■ **Work instructions**: Wherever the string "poderio" appears in a line, extract that line.

■ **Dataset records**:
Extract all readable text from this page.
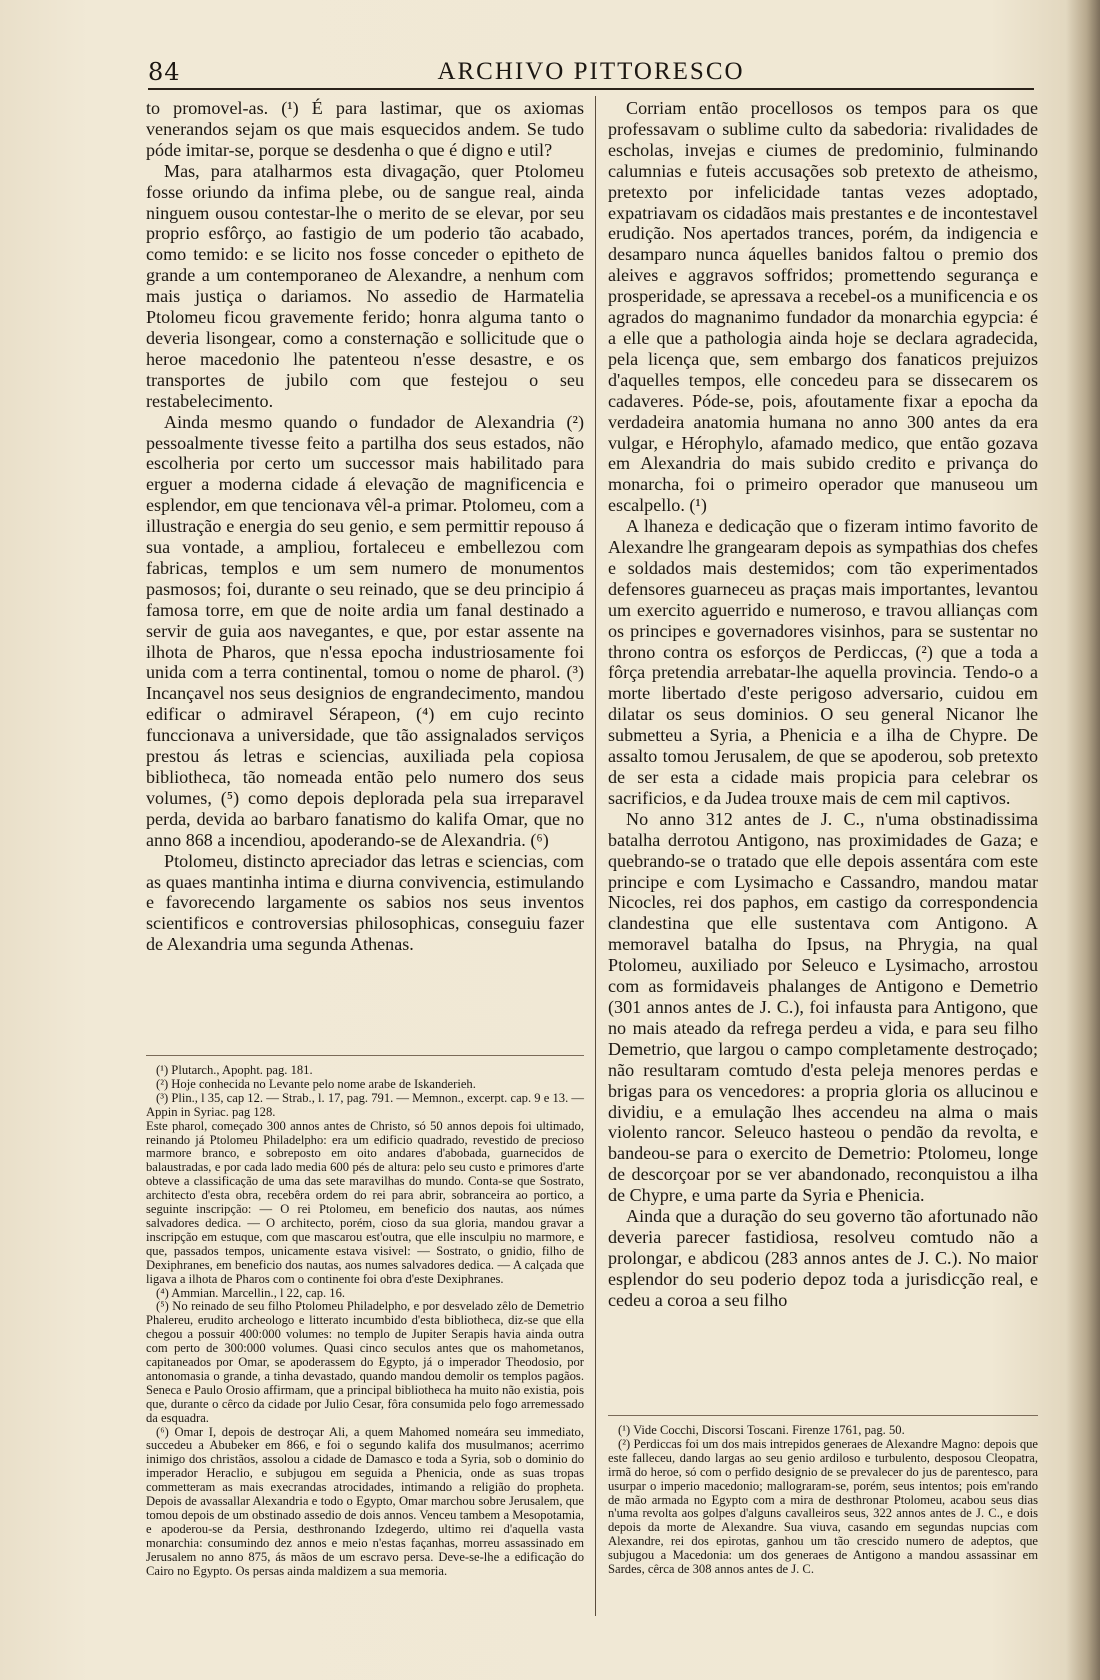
84	ARCHIVO PITTORESCO

to promovel-as. (¹) É para lastimar, que os axiomas venerandos sejam os que mais esquecidos andem. Se tudo póde imitar-se, porque se desdenha o que é digno e util?

Mas, para atalharmos esta divagação, quer Ptolomeu fosse oriundo da infima plebe, ou de sangue real, ainda ninguem ousou contestar-lhe o merito de se elevar, por seu proprio esfôrço, ao fastigio de um poderio tão acabado, como temido: e se licito nos fosse conceder o epitheto de grande a um contemporaneo de Alexandre, a nenhum com mais justiça o dariamos. No assedio de Harmatelia Ptolomeu ficou gravemente ferido; honra alguma tanto o deveria lisongear, como a consternação e sollicitude que o heroe macedonio lhe patenteou n'esse desastre, e os transportes de jubilo com que festejou o seu restabelecimento.

Ainda mesmo quando o fundador de Alexandria (²) pessoalmente tivesse feito a partilha dos seus estados, não escolheria por certo um successor mais habilitado para erguer a moderna cidade á elevação de magnificencia e esplendor, em que tencionava vêl-a primar. Ptolomeu, com a illustração e energia do seu genio, e sem permittir repouso á sua vontade, a ampliou, fortaleceu e embellezou com fabricas, templos e um sem numero de monumentos pasmosos; foi, durante o seu reinado, que se deu principio á famosa torre, em que de noite ardia um fanal destinado a servir de guia aos navegantes, e que, por estar assente na ilhota de Pharos, que n'essa epocha industriosamente foi unida com a terra continental, tomou o nome de pharol. (³) Incançavel nos seus designios de engrandecimento, mandou edificar o admiravel Sérapeon, (⁴) em cujo recinto funccionava a universidade, que tão assignalados serviços prestou ás letras e sciencias, auxiliada pela copiosa bibliotheca, tão nomeada então pelo numero dos seus volumes, (⁵) como depois deplorada pela sua irreparavel perda, devida ao barbaro fanatismo do kalifa Omar, que no anno 868 a incendiou, apoderando-se de Alexandria. (⁶)

Ptolomeu, distincto apreciador das letras e sciencias, com as quaes mantinha intima e diurna convivencia, estimulando e favorecendo largamente os sabios nos seus inventos scientificos e controversias philosophicas, conseguiu fazer de Alexandria uma segunda Athenas.

(¹) Plutarch., Apopht. pag. 181.

(²) Hoje conhecida no Levante pelo nome arabe de Iskanderieh.

(³) Plin., l 35, cap 12. — Strab., l. 17, pag. 791. — Memnon., excerpt. cap. 9 e 13. — Appin in Syriac. pag 128.

Este pharol, começado 300 annos antes de Christo, só 50 annos depois foi ultimado, reinando já Ptolomeu Philadelpho: era um edificio quadrado, revestido de precioso marmore branco, e sobreposto em oito andares d'abobada, guarnecidos de balaustradas, e por cada lado media 600 pés de altura: pelo seu custo e primores d'arte obteve a classificação de uma das sete maravilhas do mundo. Conta-se que Sostrato, architecto d'esta obra, recebêra ordem do rei para abrir, sobranceira ao portico, a seguinte inscripção: — O rei Ptolomeu, em beneficio dos nautas, aos númes salvadores dedica. — O architecto, porém, cioso da sua gloria, mandou gravar a inscripção em estuque, com que mascarou est'outra, que elle insculpiu no marmore, e que, passados tempos, unicamente estava visivel: — Sostrato, o gnidio, filho de Dexiphranes, em beneficio dos nautas, aos numes salvadores dedica. — A calçada que ligava a ilhota de Pharos com o continente foi obra d'este Dexiphranes.

(⁴) Ammian. Marcellin., l 22, cap. 16.

(⁵) No reinado de seu filho Ptolomeu Philadelpho, e por desvelado zêlo de Demetrio Phalereu, erudito archeologo e litterato incumbido d'esta bibliotheca, diz-se que ella chegou a possuir 400:000 volumes: no templo de Jupiter Serapis havia ainda outra com perto de 300:000 volumes. Quasi cinco seculos antes que os mahometanos, capitaneados por Omar, se apoderassem do Egypto, já o imperador Theodosio, por antonomasia o grande, a tinha devastado, quando mandou demolir os templos pagãos. Seneca e Paulo Orosio affirmam, que a principal bibliotheca ha muito não existia, pois que, durante o cêrco da cidade por Julio Cesar, fôra consumida pelo fogo arremessado da esquadra.

(⁶) Omar I, depois de destroçar Ali, a quem Mahomed nomeára seu immediato, succedeu a Abubeker em 866, e foi o segundo kalifa dos musulmanos; acerrimo inimigo dos christãos, assolou a cidade de Damasco e toda a Syria, sob o dominio do imperador Heraclio, e subjugou em seguida a Phenicia, onde as suas tropas commetteram as mais execrandas atrocidades, intimando a religião do propheta. Depois de avassallar Alexandria e todo o Egypto, Omar marchou sobre Jerusalem, que tomou depois de um obstinado assedio de dois annos. Venceu tambem a Mesopotamia, e apoderou-se da Persia, desthronando Izdegerdo, ultimo rei d'aquella vasta monarchia: consumindo dez annos e meio n'estas façanhas, morreu assassinado em Jerusalem no anno 875, ás mãos de um escravo persa. Deve-se-lhe a edificação do Cairo no Egypto. Os persas ainda maldizem a sua memoria.

Corriam então procellosos os tempos para os que professavam o sublime culto da sabedoria: rivalidades de escholas, invejas e ciumes de predominio, fulminando calumnias e futeis accusações sob pretexto de atheismo, pretexto por infelicidade tantas vezes adoptado, expatriavam os cidadãos mais prestantes e de incontestavel erudição. Nos apertados trances, porém, da indigencia e desamparo nunca áquelles banidos faltou o premio dos aleives e aggravos soffridos; promettendo segurança e prosperidade, se apressava a recebel-os a munificencia e os agrados do magnanimo fundador da monarchia egypcia: é a elle que a pathologia ainda hoje se declara agradecida, pela licença que, sem embargo dos fanaticos prejuizos d'aquelles tempos, elle concedeu para se dissecarem os cadaveres. Póde-se, pois, afoutamente fixar a epocha da verdadeira anatomia humana no anno 300 antes da era vulgar, e Hérophylo, afamado medico, que então gozava em Alexandria do mais subido credito e privança do monarcha, foi o primeiro operador que manuseou um escalpello. (¹)

A lhaneza e dedicação que o fizeram intimo favorito de Alexandre lhe grangearam depois as sympathias dos chefes e soldados mais destemidos; com tão experimentados defensores guarneceu as praças mais importantes, levantou um exercito aguerrido e numeroso, e travou allianças com os principes e governadores visinhos, para se sustentar no throno contra os esforços de Perdiccas, (²) que a toda a fôrça pretendia arrebatar-lhe aquella provincia. Tendo-o a morte libertado d'este perigoso adversario, cuidou em dilatar os seus dominios. O seu general Nicanor lhe submetteu a Syria, a Phenicia e a ilha de Chypre. De assalto tomou Jerusalem, de que se apoderou, sob pretexto de ser esta a cidade mais propicia para celebrar os sacrificios, e da Judea trouxe mais de cem mil captivos.

No anno 312 antes de J. C., n'uma obstinadissima batalha derrotou Antigono, nas proximidades de Gaza; e quebrando-se o tratado que elle depois assentára com este principe e com Lysimacho e Cassandro, mandou matar Nicocles, rei dos paphos, em castigo da correspondencia clandestina que elle sustentava com Antigono. A memoravel batalha do Ipsus, na Phrygia, na qual Ptolomeu, auxiliado por Seleuco e Lysimacho, arrostou com as formidaveis phalanges de Antigono e Demetrio (301 annos antes de J. C.), foi infausta para Antigono, que no mais ateado da refrega perdeu a vida, e para seu filho Demetrio, que largou o campo completamente destroçado; não resultaram comtudo d'esta peleja menores perdas e brigas para os vencedores: a propria gloria os allucinou e dividiu, e a emulação lhes accendeu na alma o mais violento rancor. Seleuco hasteou o pendão da revolta, e bandeou-se para o exercito de Demetrio: Ptolomeu, longe de descorçoar por se ver abandonado, reconquistou a ilha de Chypre, e uma parte da Syria e Phenicia.

Ainda que a duração do seu governo tão afortunado não deveria parecer fastidiosa, resolveu comtudo não a prolongar, e abdicou (283 annos antes de J. C.). No maior esplendor do seu poderio depoz toda a jurisdicção real, e cedeu a coroa a seu filho

(¹) Vide Cocchi, Discorsi Toscani. Firenze 1761, pag. 50.

(²) Perdiccas foi um dos mais intrepidos generaes de Alexandre Magno: depois que este falleceu, dando largas ao seu genio ardiloso e turbulento, desposou Cleopatra, irmã do heroe, só com o perfido designio de se prevalecer do jus de parentesco, para usurpar o imperio macedonio; mallograram-se, porém, seus intentos; pois em'rando de mão armada no Egypto com a mira de desthronar Ptolomeu, acabou seus dias n'uma revolta aos golpes d'alguns cavalleiros seus, 322 annos antes de J. C., e dois depois da morte de Alexandre. Sua viuva, casando em segundas nupcias com Alexandre, rei dos epirotas, ganhou um tão crescido numero de adeptos, que subjugou a Macedonia: um dos generaes de Antigono a mandou assassinar em Sardes, cêrca de 308 annos antes de J. C.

■ **Correct answer**:
Mas, para atalharmos esta divagação, quer Ptolomeu fosse oriundo da infima plebe, ou de sangue real, ainda ninguem ousou contestar-lhe o merito de se elevar, por seu proprio esfôrço, ao fastigio de um poderio tão acabado, como temido: e se licito nos fosse conceder o epitheto de grande a um contemporaneo de Alexandre, a nenhum com mais justiça o dariamos. No assedio de Harmatelia Ptolomeu ficou gravemente ferido; honra alguma tanto o deveria lisongear, como a consternação e sollicitude que o heroe macedonio lhe patenteou n'esse desastre, e os transportes de jubilo com que festejou o seu restabelecimento.
Ainda que a duração do seu governo tão afortunado não deveria parecer fastidiosa, resolveu comtudo não a prolongar, e abdicou (283 annos antes de J. C.). No maior esplendor do seu poderio depoz toda a jurisdicção real, e cedeu a coroa a seu filho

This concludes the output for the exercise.